DATA SUPPLIED:
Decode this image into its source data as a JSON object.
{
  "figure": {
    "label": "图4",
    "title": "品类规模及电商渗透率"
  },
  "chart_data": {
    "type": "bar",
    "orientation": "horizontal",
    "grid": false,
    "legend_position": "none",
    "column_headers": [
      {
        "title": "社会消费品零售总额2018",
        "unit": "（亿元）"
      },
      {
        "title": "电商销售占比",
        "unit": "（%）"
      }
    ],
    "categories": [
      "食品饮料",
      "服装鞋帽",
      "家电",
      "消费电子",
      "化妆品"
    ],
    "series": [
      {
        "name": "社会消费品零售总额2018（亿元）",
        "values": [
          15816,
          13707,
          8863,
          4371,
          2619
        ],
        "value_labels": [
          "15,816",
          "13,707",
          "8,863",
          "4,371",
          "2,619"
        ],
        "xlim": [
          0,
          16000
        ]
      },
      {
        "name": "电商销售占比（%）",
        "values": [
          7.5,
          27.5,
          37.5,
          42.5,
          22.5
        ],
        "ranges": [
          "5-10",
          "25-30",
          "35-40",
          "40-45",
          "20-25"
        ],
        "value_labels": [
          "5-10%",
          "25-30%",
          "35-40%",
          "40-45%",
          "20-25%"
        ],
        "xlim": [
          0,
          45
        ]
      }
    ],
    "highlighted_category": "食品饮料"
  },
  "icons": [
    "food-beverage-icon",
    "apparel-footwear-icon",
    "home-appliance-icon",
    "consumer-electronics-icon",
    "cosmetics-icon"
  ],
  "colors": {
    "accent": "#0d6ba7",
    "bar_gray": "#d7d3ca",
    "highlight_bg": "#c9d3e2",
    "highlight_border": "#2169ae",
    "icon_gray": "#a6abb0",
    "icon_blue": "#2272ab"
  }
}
---
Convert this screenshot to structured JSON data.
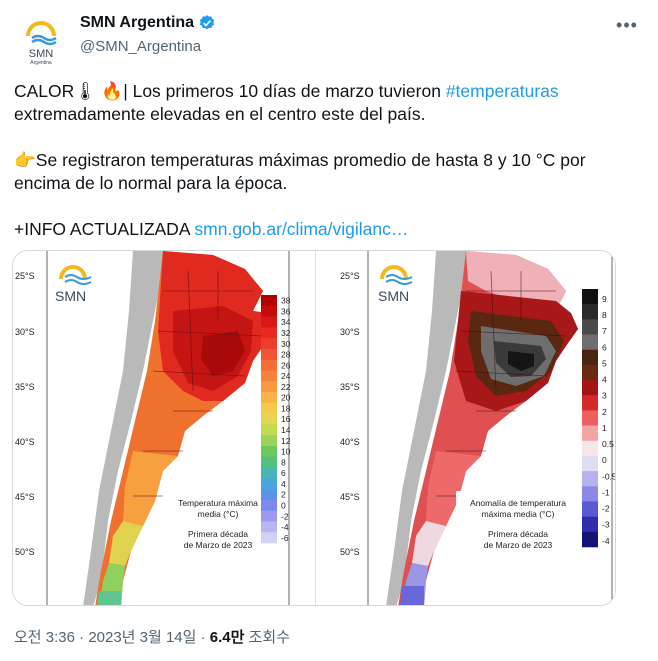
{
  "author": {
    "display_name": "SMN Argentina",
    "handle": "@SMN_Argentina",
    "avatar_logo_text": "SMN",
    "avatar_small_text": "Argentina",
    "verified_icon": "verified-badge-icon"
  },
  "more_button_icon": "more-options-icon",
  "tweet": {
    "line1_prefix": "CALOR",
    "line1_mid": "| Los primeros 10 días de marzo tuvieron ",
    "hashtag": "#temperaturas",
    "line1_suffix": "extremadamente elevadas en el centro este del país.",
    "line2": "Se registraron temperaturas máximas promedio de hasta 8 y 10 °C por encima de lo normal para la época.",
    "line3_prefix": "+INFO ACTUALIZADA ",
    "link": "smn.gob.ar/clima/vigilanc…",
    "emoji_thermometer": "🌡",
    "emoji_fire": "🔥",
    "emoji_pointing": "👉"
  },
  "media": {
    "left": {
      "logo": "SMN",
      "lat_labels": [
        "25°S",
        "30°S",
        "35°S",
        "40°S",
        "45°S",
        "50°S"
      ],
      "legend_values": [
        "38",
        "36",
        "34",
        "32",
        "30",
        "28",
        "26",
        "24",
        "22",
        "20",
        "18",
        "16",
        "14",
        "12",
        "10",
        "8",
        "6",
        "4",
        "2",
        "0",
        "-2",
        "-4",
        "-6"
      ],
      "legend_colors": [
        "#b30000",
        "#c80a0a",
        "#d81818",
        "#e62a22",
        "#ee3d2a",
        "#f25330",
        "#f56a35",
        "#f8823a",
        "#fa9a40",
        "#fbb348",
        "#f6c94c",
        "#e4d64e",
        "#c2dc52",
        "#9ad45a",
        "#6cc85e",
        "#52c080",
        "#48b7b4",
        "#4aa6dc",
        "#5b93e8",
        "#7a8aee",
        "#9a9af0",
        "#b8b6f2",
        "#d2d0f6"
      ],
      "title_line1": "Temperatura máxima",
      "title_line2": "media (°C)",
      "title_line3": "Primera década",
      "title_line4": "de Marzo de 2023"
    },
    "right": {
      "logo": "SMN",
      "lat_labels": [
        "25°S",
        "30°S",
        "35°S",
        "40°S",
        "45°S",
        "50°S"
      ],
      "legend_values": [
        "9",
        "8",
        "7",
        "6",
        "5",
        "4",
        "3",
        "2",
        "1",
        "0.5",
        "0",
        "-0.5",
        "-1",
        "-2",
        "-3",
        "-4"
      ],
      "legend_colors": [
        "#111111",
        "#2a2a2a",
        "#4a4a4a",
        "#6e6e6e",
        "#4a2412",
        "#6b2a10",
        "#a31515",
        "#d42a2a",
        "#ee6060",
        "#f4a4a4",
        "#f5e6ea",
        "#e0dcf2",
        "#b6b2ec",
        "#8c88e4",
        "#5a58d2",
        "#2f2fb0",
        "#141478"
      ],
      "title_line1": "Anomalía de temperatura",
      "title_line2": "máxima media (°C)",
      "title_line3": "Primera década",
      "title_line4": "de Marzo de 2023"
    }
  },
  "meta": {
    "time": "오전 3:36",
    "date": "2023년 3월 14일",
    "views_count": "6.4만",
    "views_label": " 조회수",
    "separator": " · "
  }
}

EXERCISE DETAILS:
State the number of lines in the preceding entries that include the word "media". Provide nothing else.

SOLUTION TO THIS TASK:
3